Figure record listings:

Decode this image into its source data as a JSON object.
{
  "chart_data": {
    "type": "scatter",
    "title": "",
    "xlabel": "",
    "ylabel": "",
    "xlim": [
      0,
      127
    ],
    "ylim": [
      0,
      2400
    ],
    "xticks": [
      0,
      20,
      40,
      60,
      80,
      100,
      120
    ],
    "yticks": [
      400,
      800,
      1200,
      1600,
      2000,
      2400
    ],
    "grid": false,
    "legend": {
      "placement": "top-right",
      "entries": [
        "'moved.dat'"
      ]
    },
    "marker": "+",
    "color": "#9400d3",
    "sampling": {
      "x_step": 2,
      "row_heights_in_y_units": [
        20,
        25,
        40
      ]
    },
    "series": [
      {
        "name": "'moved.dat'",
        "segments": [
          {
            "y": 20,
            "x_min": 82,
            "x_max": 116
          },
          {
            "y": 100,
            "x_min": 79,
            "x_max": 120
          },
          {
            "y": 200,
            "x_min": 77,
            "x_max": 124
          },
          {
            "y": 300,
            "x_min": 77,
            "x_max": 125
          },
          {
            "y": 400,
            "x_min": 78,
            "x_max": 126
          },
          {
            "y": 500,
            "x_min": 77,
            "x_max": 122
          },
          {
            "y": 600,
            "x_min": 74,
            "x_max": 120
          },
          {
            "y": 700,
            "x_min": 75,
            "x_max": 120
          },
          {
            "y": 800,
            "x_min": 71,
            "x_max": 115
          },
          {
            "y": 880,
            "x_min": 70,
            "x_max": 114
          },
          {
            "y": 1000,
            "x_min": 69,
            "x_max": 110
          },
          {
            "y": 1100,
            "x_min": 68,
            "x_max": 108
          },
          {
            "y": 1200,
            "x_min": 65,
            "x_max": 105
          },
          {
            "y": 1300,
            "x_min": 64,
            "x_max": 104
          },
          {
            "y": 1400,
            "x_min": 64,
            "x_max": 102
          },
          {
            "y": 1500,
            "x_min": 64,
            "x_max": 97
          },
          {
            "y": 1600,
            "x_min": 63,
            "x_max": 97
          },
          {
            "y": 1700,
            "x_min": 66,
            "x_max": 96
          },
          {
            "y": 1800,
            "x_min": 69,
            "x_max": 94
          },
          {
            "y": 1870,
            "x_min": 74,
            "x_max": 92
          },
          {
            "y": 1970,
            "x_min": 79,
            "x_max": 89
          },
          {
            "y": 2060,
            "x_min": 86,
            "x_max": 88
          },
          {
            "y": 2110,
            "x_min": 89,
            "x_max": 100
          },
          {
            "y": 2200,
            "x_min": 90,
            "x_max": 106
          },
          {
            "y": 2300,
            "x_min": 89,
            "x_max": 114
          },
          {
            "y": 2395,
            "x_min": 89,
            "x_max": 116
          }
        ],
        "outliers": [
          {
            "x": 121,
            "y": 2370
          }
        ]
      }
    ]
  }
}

EXERCISE REQUIREMENTS.
Repeat each record exactly, leaving nothing out.

CORRECT OUTPUT.
Decode this image into its source data as a JSON object.
{
  "chart_data": {
    "type": "scatter",
    "title": "",
    "xlabel": "",
    "ylabel": "",
    "xlim": [
      0,
      127
    ],
    "ylim": [
      0,
      2400
    ],
    "xticks": [
      0,
      20,
      40,
      60,
      80,
      100,
      120
    ],
    "yticks": [
      400,
      800,
      1200,
      1600,
      2000,
      2400
    ],
    "grid": false,
    "legend": {
      "placement": "top-right",
      "entries": [
        "'moved.dat'"
      ]
    },
    "marker": "+",
    "color": "#9400d3",
    "sampling": {
      "x_step": 2,
      "row_heights_in_y_units": [
        20,
        25,
        40
      ]
    },
    "series": [
      {
        "name": "'moved.dat'",
        "segments": [
          {
            "y": 20,
            "x_min": 82,
            "x_max": 116
          },
          {
            "y": 100,
            "x_min": 79,
            "x_max": 120
          },
          {
            "y": 200,
            "x_min": 77,
            "x_max": 124
          },
          {
            "y": 300,
            "x_min": 77,
            "x_max": 125
          },
          {
            "y": 400,
            "x_min": 78,
            "x_max": 126
          },
          {
            "y": 500,
            "x_min": 77,
            "x_max": 122
          },
          {
            "y": 600,
            "x_min": 74,
            "x_max": 120
          },
          {
            "y": 700,
            "x_min": 75,
            "x_max": 120
          },
          {
            "y": 800,
            "x_min": 71,
            "x_max": 115
          },
          {
            "y": 880,
            "x_min": 70,
            "x_max": 114
          },
          {
            "y": 1000,
            "x_min": 69,
            "x_max": 110
          },
          {
            "y": 1100,
            "x_min": 68,
            "x_max": 108
          },
          {
            "y": 1200,
            "x_min": 65,
            "x_max": 105
          },
          {
            "y": 1300,
            "x_min": 64,
            "x_max": 104
          },
          {
            "y": 1400,
            "x_min": 64,
            "x_max": 102
          },
          {
            "y": 1500,
            "x_min": 64,
            "x_max": 97
          },
          {
            "y": 1600,
            "x_min": 63,
            "x_max": 97
          },
          {
            "y": 1700,
            "x_min": 66,
            "x_max": 96
          },
          {
            "y": 1800,
            "x_min": 69,
            "x_max": 94
          },
          {
            "y": 1870,
            "x_min": 74,
            "x_max": 92
          },
          {
            "y": 1970,
            "x_min": 79,
            "x_max": 89
          },
          {
            "y": 2060,
            "x_min": 86,
            "x_max": 88
          },
          {
            "y": 2110,
            "x_min": 89,
            "x_max": 100
          },
          {
            "y": 2200,
            "x_min": 90,
            "x_max": 106
          },
          {
            "y": 2300,
            "x_min": 89,
            "x_max": 114
          },
          {
            "y": 2395,
            "x_min": 89,
            "x_max": 116
          }
        ],
        "outliers": [
          {
            "x": 121,
            "y": 2370
          }
        ]
      }
    ]
  }
}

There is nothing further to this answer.